(Structured figure records)
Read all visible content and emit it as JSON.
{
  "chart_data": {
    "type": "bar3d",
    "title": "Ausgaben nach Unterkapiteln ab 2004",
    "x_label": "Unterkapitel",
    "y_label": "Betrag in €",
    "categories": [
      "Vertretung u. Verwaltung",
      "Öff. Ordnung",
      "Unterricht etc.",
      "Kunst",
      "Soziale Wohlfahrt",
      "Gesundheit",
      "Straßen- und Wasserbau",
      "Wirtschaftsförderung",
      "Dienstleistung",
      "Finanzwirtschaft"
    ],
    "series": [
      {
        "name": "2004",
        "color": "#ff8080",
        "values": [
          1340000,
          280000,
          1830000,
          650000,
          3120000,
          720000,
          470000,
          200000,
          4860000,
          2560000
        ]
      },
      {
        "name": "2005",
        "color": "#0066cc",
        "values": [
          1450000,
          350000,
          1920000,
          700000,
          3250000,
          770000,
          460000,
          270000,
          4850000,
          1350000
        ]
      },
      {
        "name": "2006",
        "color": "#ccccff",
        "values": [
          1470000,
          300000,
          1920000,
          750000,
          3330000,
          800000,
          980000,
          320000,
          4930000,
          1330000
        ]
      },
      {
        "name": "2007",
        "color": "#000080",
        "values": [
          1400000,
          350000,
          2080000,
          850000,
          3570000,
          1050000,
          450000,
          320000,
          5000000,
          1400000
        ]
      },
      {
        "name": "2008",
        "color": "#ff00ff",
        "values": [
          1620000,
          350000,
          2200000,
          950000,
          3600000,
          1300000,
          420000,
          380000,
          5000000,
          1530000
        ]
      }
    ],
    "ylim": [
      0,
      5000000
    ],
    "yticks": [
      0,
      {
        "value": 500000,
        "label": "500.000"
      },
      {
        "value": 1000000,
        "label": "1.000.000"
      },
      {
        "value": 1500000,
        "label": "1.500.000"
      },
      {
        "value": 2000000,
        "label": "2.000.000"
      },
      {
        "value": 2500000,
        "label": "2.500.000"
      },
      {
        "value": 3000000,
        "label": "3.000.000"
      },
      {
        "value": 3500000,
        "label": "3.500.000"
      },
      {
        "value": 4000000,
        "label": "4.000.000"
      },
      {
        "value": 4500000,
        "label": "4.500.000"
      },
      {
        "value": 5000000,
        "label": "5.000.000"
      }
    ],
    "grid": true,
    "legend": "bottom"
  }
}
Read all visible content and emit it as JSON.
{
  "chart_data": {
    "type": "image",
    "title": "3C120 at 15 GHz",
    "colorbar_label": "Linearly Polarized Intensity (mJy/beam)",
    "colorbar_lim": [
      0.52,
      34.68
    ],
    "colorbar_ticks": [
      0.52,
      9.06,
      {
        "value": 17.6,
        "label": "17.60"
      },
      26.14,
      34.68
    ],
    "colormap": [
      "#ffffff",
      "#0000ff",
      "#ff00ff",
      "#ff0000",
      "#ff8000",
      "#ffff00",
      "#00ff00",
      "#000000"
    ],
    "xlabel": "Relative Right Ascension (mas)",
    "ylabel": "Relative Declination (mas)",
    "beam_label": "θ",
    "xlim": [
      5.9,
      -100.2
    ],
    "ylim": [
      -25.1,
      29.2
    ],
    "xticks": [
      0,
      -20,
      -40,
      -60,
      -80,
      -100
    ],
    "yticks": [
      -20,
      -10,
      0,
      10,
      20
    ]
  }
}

Task directions: Take the lines above and print them exactly.

Correct response:
Read all visible content and emit it as JSON.
{
  "chart_data": {
    "type": "bar3d",
    "title": "Ausgaben nach Unterkapiteln ab 2004",
    "x_label": "Unterkapitel",
    "y_label": "Betrag in €",
    "categories": [
      "Vertretung u. Verwaltung",
      "Öff. Ordnung",
      "Unterricht etc.",
      "Kunst",
      "Soziale Wohlfahrt",
      "Gesundheit",
      "Straßen- und Wasserbau",
      "Wirtschaftsförderung",
      "Dienstleistung",
      "Finanzwirtschaft"
    ],
    "series": [
      {
        "name": "2004",
        "color": "#ff8080",
        "values": [
          1340000,
          280000,
          1830000,
          650000,
          3120000,
          720000,
          470000,
          200000,
          4860000,
          2560000
        ]
      },
      {
        "name": "2005",
        "color": "#0066cc",
        "values": [
          1450000,
          350000,
          1920000,
          700000,
          3250000,
          770000,
          460000,
          270000,
          4850000,
          1350000
        ]
      },
      {
        "name": "2006",
        "color": "#ccccff",
        "values": [
          1470000,
          300000,
          1920000,
          750000,
          3330000,
          800000,
          980000,
          320000,
          4930000,
          1330000
        ]
      },
      {
        "name": "2007",
        "color": "#000080",
        "values": [
          1400000,
          350000,
          2080000,
          850000,
          3570000,
          1050000,
          450000,
          320000,
          5000000,
          1400000
        ]
      },
      {
        "name": "2008",
        "color": "#ff00ff",
        "values": [
          1620000,
          350000,
          2200000,
          950000,
          3600000,
          1300000,
          420000,
          380000,
          5000000,
          1530000
        ]
      }
    ],
    "ylim": [
      0,
      5000000
    ],
    "yticks": [
      0,
      {
        "value": 500000,
        "label": "500.000"
      },
      {
        "value": 1000000,
        "label": "1.000.000"
      },
      {
        "value": 1500000,
        "label": "1.500.000"
      },
      {
        "value": 2000000,
        "label": "2.000.000"
      },
      {
        "value": 2500000,
        "label": "2.500.000"
      },
      {
        "value": 3000000,
        "label": "3.000.000"
      },
      {
        "value": 3500000,
        "label": "3.500.000"
      },
      {
        "value": 4000000,
        "label": "4.000.000"
      },
      {
        "value": 4500000,
        "label": "4.500.000"
      },
      {
        "value": 5000000,
        "label": "5.000.000"
      }
    ],
    "grid": true,
    "legend": "bottom"
  }
}
Read all visible content and emit it as JSON.
{
  "chart_data": {
    "type": "image",
    "title": "3C120 at 15 GHz",
    "colorbar_label": "Linearly Polarized Intensity (mJy/beam)",
    "colorbar_lim": [
      0.52,
      34.68
    ],
    "colorbar_ticks": [
      0.52,
      9.06,
      {
        "value": 17.6,
        "label": "17.60"
      },
      26.14,
      34.68
    ],
    "colormap": [
      "#ffffff",
      "#0000ff",
      "#ff00ff",
      "#ff0000",
      "#ff8000",
      "#ffff00",
      "#00ff00",
      "#000000"
    ],
    "xlabel": "Relative Right Ascension (mas)",
    "ylabel": "Relative Declination (mas)",
    "beam_label": "θ",
    "xlim": [
      5.9,
      -100.2
    ],
    "ylim": [
      -25.1,
      29.2
    ],
    "xticks": [
      0,
      -20,
      -40,
      -60,
      -80,
      -100
    ],
    "yticks": [
      -20,
      -10,
      0,
      10,
      20
    ]
  }
}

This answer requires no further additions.